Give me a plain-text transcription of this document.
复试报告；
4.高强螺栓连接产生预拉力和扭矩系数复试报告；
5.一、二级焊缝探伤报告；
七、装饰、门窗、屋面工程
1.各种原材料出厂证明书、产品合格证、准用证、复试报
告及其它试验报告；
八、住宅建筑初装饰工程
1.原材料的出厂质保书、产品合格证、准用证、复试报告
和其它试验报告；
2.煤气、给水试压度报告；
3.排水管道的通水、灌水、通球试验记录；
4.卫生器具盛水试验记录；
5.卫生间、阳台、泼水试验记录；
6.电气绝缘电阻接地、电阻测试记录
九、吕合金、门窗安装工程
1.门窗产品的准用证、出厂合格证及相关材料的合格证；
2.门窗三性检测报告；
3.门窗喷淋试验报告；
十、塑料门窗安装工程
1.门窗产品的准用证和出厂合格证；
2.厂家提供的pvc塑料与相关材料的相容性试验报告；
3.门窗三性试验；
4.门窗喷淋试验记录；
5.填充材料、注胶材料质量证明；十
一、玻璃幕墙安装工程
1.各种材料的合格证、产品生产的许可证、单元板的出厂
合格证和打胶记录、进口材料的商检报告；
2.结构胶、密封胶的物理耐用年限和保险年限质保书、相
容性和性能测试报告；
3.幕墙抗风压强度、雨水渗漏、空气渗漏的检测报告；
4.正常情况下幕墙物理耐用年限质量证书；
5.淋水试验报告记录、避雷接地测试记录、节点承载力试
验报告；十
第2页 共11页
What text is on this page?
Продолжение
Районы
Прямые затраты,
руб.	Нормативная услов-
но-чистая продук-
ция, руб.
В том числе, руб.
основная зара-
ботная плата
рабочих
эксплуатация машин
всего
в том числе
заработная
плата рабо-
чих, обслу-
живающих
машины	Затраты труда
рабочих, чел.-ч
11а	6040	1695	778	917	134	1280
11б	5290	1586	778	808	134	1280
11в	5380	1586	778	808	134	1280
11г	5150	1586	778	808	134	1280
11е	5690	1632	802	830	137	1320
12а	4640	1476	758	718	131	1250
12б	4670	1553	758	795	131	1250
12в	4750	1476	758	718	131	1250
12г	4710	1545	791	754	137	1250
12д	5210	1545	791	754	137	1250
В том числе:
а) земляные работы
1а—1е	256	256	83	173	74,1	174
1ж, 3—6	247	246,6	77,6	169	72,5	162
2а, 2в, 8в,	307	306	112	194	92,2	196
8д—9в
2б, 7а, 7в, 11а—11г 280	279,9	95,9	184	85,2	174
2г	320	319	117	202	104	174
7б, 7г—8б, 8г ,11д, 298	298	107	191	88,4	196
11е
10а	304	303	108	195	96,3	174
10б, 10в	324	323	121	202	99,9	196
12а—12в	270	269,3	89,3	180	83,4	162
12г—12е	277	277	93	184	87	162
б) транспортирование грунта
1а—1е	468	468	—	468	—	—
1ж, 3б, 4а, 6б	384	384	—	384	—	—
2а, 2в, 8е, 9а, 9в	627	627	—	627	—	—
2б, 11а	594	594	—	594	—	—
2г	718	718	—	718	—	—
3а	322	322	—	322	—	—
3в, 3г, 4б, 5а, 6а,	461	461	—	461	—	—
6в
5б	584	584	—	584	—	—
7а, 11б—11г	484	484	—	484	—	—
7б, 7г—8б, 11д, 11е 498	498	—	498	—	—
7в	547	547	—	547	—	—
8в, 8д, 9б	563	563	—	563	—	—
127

→ **Your task**: Find the lines that include the string "text", then copy each of them.

→ **Response to the task**:
Give me a plain-text transcription of this document.
What text is on this page?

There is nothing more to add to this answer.